TASK DESCRIPTION = Can you transcribe the data exactly? Leave the pictures out.

[Figure record listings]

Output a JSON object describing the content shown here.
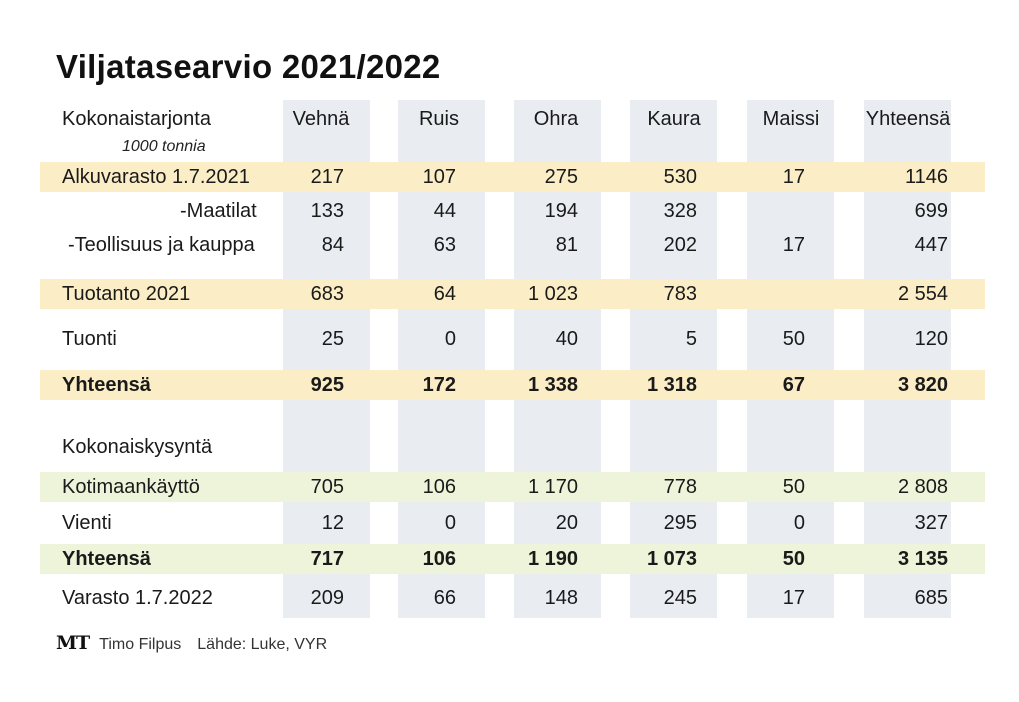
{
  "title": "Viljatasearvio 2021/2022",
  "colors": {
    "column_bg": "#e9edf1",
    "yellow_band": "#fbeec6",
    "green_band": "#eef4d9"
  },
  "chart_data": {
    "type": "table",
    "columns": [
      "Vehnä",
      "Ruis",
      "Ohra",
      "Kaura",
      "Maissi",
      "Yhteensä"
    ],
    "sections": [
      {
        "header": "Kokonaistarjonta",
        "unit": "1000 tonnia",
        "rows": [
          {
            "label": "Alkuvarasto 1.7.2021",
            "values": [
              "217",
              "107",
              "275",
              "530",
              "17",
              "1146"
            ],
            "highlight": "yellow"
          },
          {
            "label": "-Maatilat",
            "values": [
              "133",
              "44",
              "194",
              "328",
              "",
              "699"
            ]
          },
          {
            "label": "-Teollisuus ja kauppa",
            "values": [
              "84",
              "63",
              "81",
              "202",
              "17",
              "447"
            ]
          },
          {
            "label": "Tuotanto 2021",
            "values": [
              "683",
              "64",
              "1 023",
              "783",
              "",
              "2 554"
            ],
            "highlight": "yellow"
          },
          {
            "label": "Tuonti",
            "values": [
              "25",
              "0",
              "40",
              "5",
              "50",
              "120"
            ]
          },
          {
            "label": "Yhteensä",
            "values": [
              "925",
              "172",
              "1 338",
              "1 318",
              "67",
              "3 820"
            ],
            "highlight": "yellow",
            "bold": true
          }
        ]
      },
      {
        "header": "Kokonaiskysyntä",
        "rows": [
          {
            "label": "Kotimaankäyttö",
            "values": [
              "705",
              "106",
              "1 170",
              "778",
              "50",
              "2 808"
            ],
            "highlight": "green"
          },
          {
            "label": "Vienti",
            "values": [
              "12",
              "0",
              "20",
              "295",
              "0",
              "327"
            ]
          },
          {
            "label": "Yhteensä",
            "values": [
              "717",
              "106",
              "1 190",
              "1 073",
              "50",
              "3 135"
            ],
            "highlight": "green",
            "bold": true
          },
          {
            "label": "Varasto 1.7.2022",
            "values": [
              "209",
              "66",
              "148",
              "245",
              "17",
              "685"
            ]
          }
        ]
      }
    ]
  },
  "footer": {
    "logo": "MT",
    "author": "Timo Filpus",
    "source": "Lähde: Luke, VYR"
  }
}
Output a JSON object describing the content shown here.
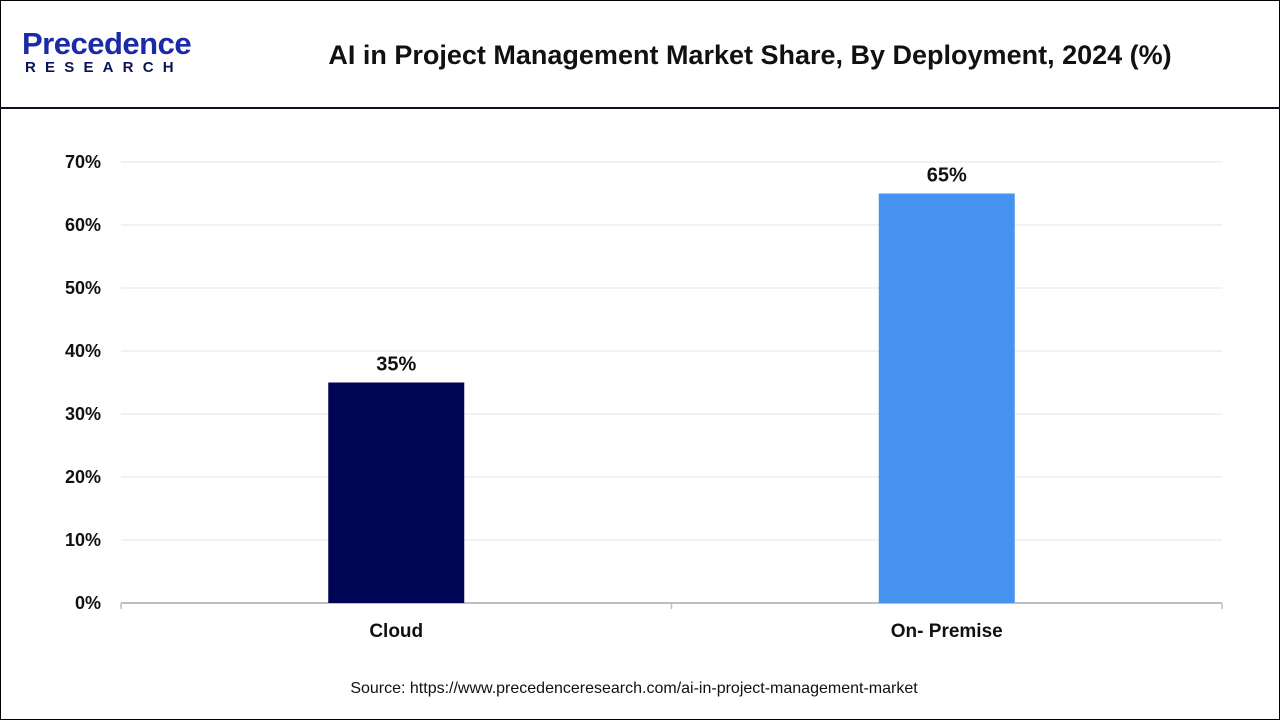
{
  "header": {
    "logo_line1": "Precedence",
    "logo_line2": "RESEARCH",
    "title": "AI in Project Management Market Share, By Deployment, 2024 (%)"
  },
  "source": "Source: https://www.precedenceresearch.com/ai-in-project-management-market",
  "chart_data": {
    "type": "bar",
    "title": "AI in Project Management Market Share, By Deployment, 2024 (%)",
    "categories": [
      "Cloud",
      "On- Premise"
    ],
    "values": [
      35,
      65
    ],
    "data_labels": [
      "35%",
      "65%"
    ],
    "colors": [
      "#000455",
      "#4592ef"
    ],
    "ylim": [
      0,
      70
    ],
    "yticks": [
      "0%",
      "10%",
      "20%",
      "30%",
      "40%",
      "50%",
      "60%",
      "70%"
    ],
    "grid": true,
    "xlabel": "",
    "ylabel": ""
  }
}
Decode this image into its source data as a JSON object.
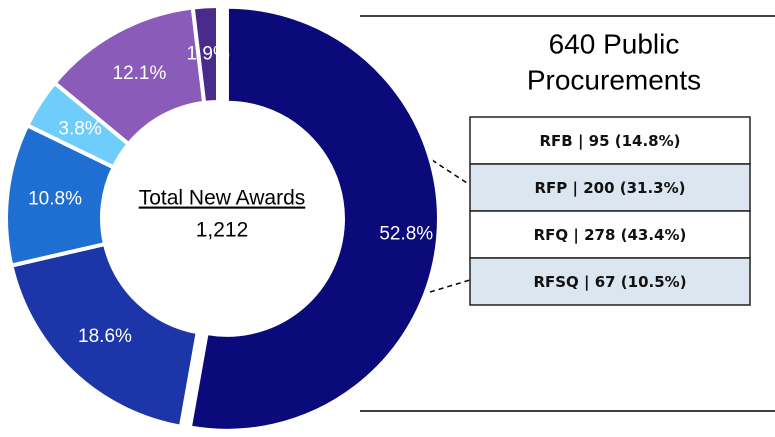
{
  "chart_data": {
    "type": "pie",
    "values": [
      52.8,
      18.6,
      10.8,
      3.8,
      12.1,
      1.9
    ],
    "value_labels": [
      "52.8%",
      "18.6%",
      "10.8%",
      "3.8%",
      "12.1%",
      "1.9%"
    ],
    "colors": [
      "#0b0a7a",
      "#1c35a8",
      "#1f6fd2",
      "#6fcdfb",
      "#8a5bb9",
      "#4a2b8c"
    ],
    "center_title": "Total New Awards",
    "center_value": {
      "value": 1212,
      "label": "1,212"
    }
  },
  "panel": {
    "title_lines": [
      "640 Public",
      "Procurements"
    ],
    "rows": [
      "RFB | 95 (14.8%)",
      "RFP | 200 (31.3%)",
      "RFQ | 278 (43.4%)",
      "RFSQ | 67 (10.5%)"
    ]
  }
}
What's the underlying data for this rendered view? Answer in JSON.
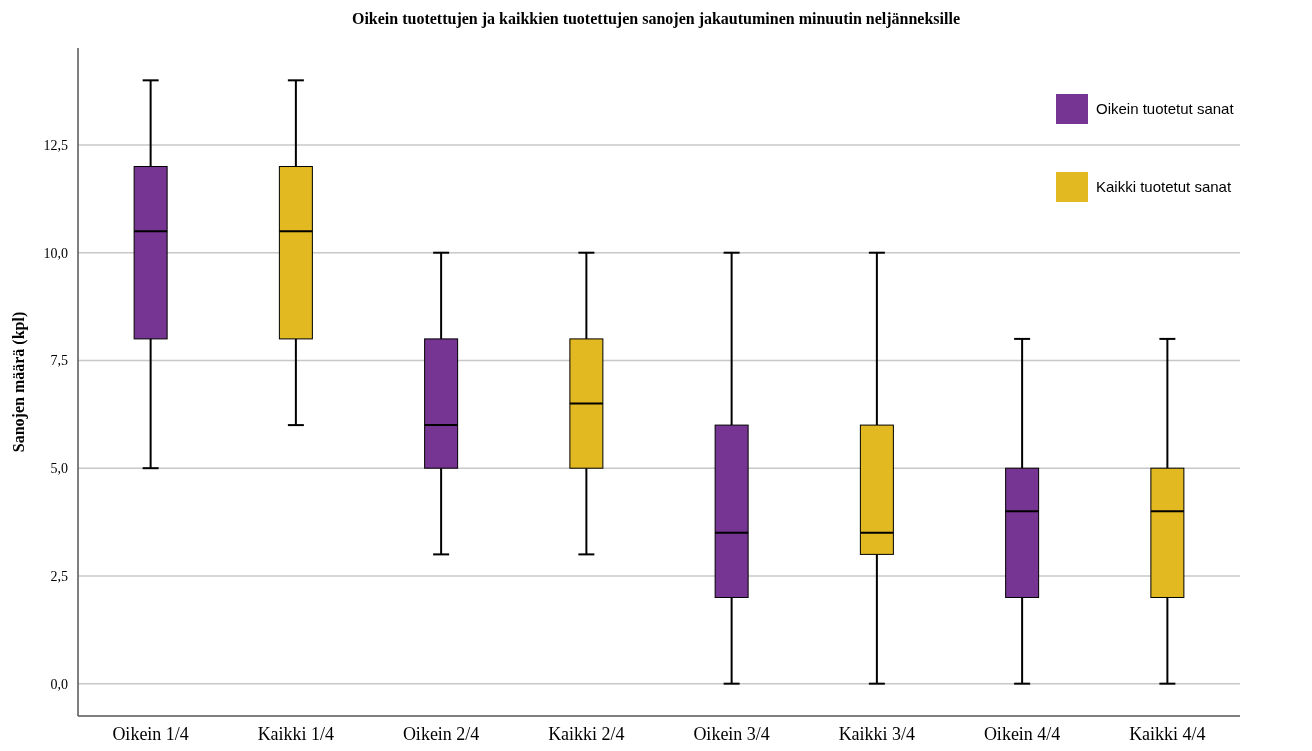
{
  "chart_data": {
    "type": "box",
    "title": "Oikein tuotettujen ja kaikkien tuotettujen sanojen jakautuminen minuutin neljänneksille",
    "ylabel": "Sanojen määrä (kpl)",
    "categories": [
      "Oikein 1/4",
      "Kaikki 1/4",
      "Oikein 2/4",
      "Kaikki 2/4",
      "Oikein 3/4",
      "Kaikki 3/4",
      "Oikein 4/4",
      "Kaikki 4/4"
    ],
    "series": [
      {
        "name": "Oikein tuotetut sanat",
        "color": "#763592",
        "boxes": [
          {
            "low": 5,
            "q1": 8,
            "median": 10.5,
            "q3": 12,
            "high": 14
          },
          null,
          {
            "low": 3,
            "q1": 5,
            "median": 6,
            "q3": 8,
            "high": 10
          },
          null,
          {
            "low": 0,
            "q1": 2,
            "median": 3.5,
            "q3": 6,
            "high": 10
          },
          null,
          {
            "low": 0,
            "q1": 2,
            "median": 4,
            "q3": 5,
            "high": 8
          },
          null
        ]
      },
      {
        "name": "Kaikki tuotetut sanat",
        "color": "#e2b920",
        "boxes": [
          null,
          {
            "low": 6,
            "q1": 8,
            "median": 10.5,
            "q3": 12,
            "high": 14
          },
          null,
          {
            "low": 3,
            "q1": 5,
            "median": 6.5,
            "q3": 8,
            "high": 10
          },
          null,
          {
            "low": 0,
            "q1": 3,
            "median": 3.5,
            "q3": 6,
            "high": 10
          },
          null,
          {
            "low": 0,
            "q1": 2,
            "median": 4,
            "q3": 5,
            "high": 8
          }
        ]
      }
    ],
    "ylim": [
      -0.75,
      14.75
    ],
    "yticks": [
      {
        "value": 0,
        "label": "0,0"
      },
      {
        "value": 2.5,
        "label": "2,5"
      },
      {
        "value": 5,
        "label": "5,0"
      },
      {
        "value": 7.5,
        "label": "7,5"
      },
      {
        "value": 10,
        "label": "10,0"
      },
      {
        "value": 12.5,
        "label": "12,5"
      }
    ],
    "grid": "y",
    "legend": "top right"
  }
}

OUTPUT OF THE EXERCISE =
Output a JSON object describing the content shown here.
{
  "title": "Viljatasearvio 2021/2022",
  "colors": {
    "column_bg": "#e9edf1",
    "yellow_band": "#fbeec6",
    "green_band": "#eef4d9"
  },
  "chart_data": {
    "type": "table",
    "columns": [
      "Vehnä",
      "Ruis",
      "Ohra",
      "Kaura",
      "Maissi",
      "Yhteensä"
    ],
    "sections": [
      {
        "header": "Kokonaistarjonta",
        "unit": "1000 tonnia",
        "rows": [
          {
            "label": "Alkuvarasto 1.7.2021",
            "values": [
              "217",
              "107",
              "275",
              "530",
              "17",
              "1146"
            ],
            "highlight": "yellow"
          },
          {
            "label": "-Maatilat",
            "values": [
              "133",
              "44",
              "194",
              "328",
              "",
              "699"
            ]
          },
          {
            "label": "-Teollisuus ja kauppa",
            "values": [
              "84",
              "63",
              "81",
              "202",
              "17",
              "447"
            ]
          },
          {
            "label": "Tuotanto 2021",
            "values": [
              "683",
              "64",
              "1 023",
              "783",
              "",
              "2 554"
            ],
            "highlight": "yellow"
          },
          {
            "label": "Tuonti",
            "values": [
              "25",
              "0",
              "40",
              "5",
              "50",
              "120"
            ]
          },
          {
            "label": "Yhteensä",
            "values": [
              "925",
              "172",
              "1 338",
              "1 318",
              "67",
              "3 820"
            ],
            "highlight": "yellow",
            "bold": true
          }
        ]
      },
      {
        "header": "Kokonaiskysyntä",
        "rows": [
          {
            "label": "Kotimaankäyttö",
            "values": [
              "705",
              "106",
              "1 170",
              "778",
              "50",
              "2 808"
            ],
            "highlight": "green"
          },
          {
            "label": "Vienti",
            "values": [
              "12",
              "0",
              "20",
              "295",
              "0",
              "327"
            ]
          },
          {
            "label": "Yhteensä",
            "values": [
              "717",
              "106",
              "1 190",
              "1 073",
              "50",
              "3 135"
            ],
            "highlight": "green",
            "bold": true
          },
          {
            "label": "Varasto 1.7.2022",
            "values": [
              "209",
              "66",
              "148",
              "245",
              "17",
              "685"
            ]
          }
        ]
      }
    ]
  },
  "footer": {
    "logo": "MT",
    "author": "Timo Filpus",
    "source": "Lähde: Luke, VYR"
  }
}
Output a JSON object describing the content shown here.
{
  "header": {
    "logo_line1": "Precedence",
    "logo_line2": "RESEARCH",
    "title": "AI in Project Management Market Share, By Deployment, 2024 (%)"
  },
  "source": "Source: https://www.precedenceresearch.com/ai-in-project-management-market",
  "chart_data": {
    "type": "bar",
    "title": "AI in Project Management Market Share, By Deployment, 2024 (%)",
    "categories": [
      "Cloud",
      "On- Premise"
    ],
    "values": [
      35,
      65
    ],
    "data_labels": [
      "35%",
      "65%"
    ],
    "colors": [
      "#000455",
      "#4592ef"
    ],
    "ylim": [
      0,
      70
    ],
    "yticks": [
      "0%",
      "10%",
      "20%",
      "30%",
      "40%",
      "50%",
      "60%",
      "70%"
    ],
    "grid": true,
    "xlabel": "",
    "ylabel": ""
  }
}
Decode this image into its source data as a JSON object.
{
  "chart_data": {
    "type": "pie",
    "values": [
      52.8,
      18.6,
      10.8,
      3.8,
      12.1,
      1.9
    ],
    "value_labels": [
      "52.8%",
      "18.6%",
      "10.8%",
      "3.8%",
      "12.1%",
      "1.9%"
    ],
    "colors": [
      "#0b0a7a",
      "#1c35a8",
      "#1f6fd2",
      "#6fcdfb",
      "#8a5bb9",
      "#4a2b8c"
    ],
    "center_title": "Total New Awards",
    "center_value": {
      "value": 1212,
      "label": "1,212"
    }
  },
  "panel": {
    "title_lines": [
      "640 Public",
      "Procurements"
    ],
    "rows": [
      "RFB | 95 (14.8%)",
      "RFP | 200 (31.3%)",
      "RFQ | 278 (43.4%)",
      "RFSQ | 67 (10.5%)"
    ]
  }
}
What's the underlying data for this rendered view? Answer in JSON.
{
  "chart_data": {
    "type": "box",
    "title": "Oikein tuotettujen ja kaikkien tuotettujen sanojen jakautuminen minuutin neljänneksille",
    "ylabel": "Sanojen määrä (kpl)",
    "categories": [
      "Oikein 1/4",
      "Kaikki 1/4",
      "Oikein 2/4",
      "Kaikki 2/4",
      "Oikein 3/4",
      "Kaikki 3/4",
      "Oikein 4/4",
      "Kaikki 4/4"
    ],
    "series": [
      {
        "name": "Oikein tuotetut sanat",
        "color": "#763592",
        "boxes": [
          {
            "low": 5,
            "q1": 8,
            "median": 10.5,
            "q3": 12,
            "high": 14
          },
          null,
          {
            "low": 3,
            "q1": 5,
            "median": 6,
            "q3": 8,
            "high": 10
          },
          null,
          {
            "low": 0,
            "q1": 2,
            "median": 3.5,
            "q3": 6,
            "high": 10
          },
          null,
          {
            "low": 0,
            "q1": 2,
            "median": 4,
            "q3": 5,
            "high": 8
          },
          null
        ]
      },
      {
        "name": "Kaikki tuotetut sanat",
        "color": "#e2b920",
        "boxes": [
          null,
          {
            "low": 6,
            "q1": 8,
            "median": 10.5,
            "q3": 12,
            "high": 14
          },
          null,
          {
            "low": 3,
            "q1": 5,
            "median": 6.5,
            "q3": 8,
            "high": 10
          },
          null,
          {
            "low": 0,
            "q1": 3,
            "median": 3.5,
            "q3": 6,
            "high": 10
          },
          null,
          {
            "low": 0,
            "q1": 2,
            "median": 4,
            "q3": 5,
            "high": 8
          }
        ]
      }
    ],
    "ylim": [
      -0.75,
      14.75
    ],
    "yticks": [
      {
        "value": 0,
        "label": "0,0"
      },
      {
        "value": 2.5,
        "label": "2,5"
      },
      {
        "value": 5,
        "label": "5,0"
      },
      {
        "value": 7.5,
        "label": "7,5"
      },
      {
        "value": 10,
        "label": "10,0"
      },
      {
        "value": 12.5,
        "label": "12,5"
      }
    ],
    "grid": "y",
    "legend": "top right"
  }
}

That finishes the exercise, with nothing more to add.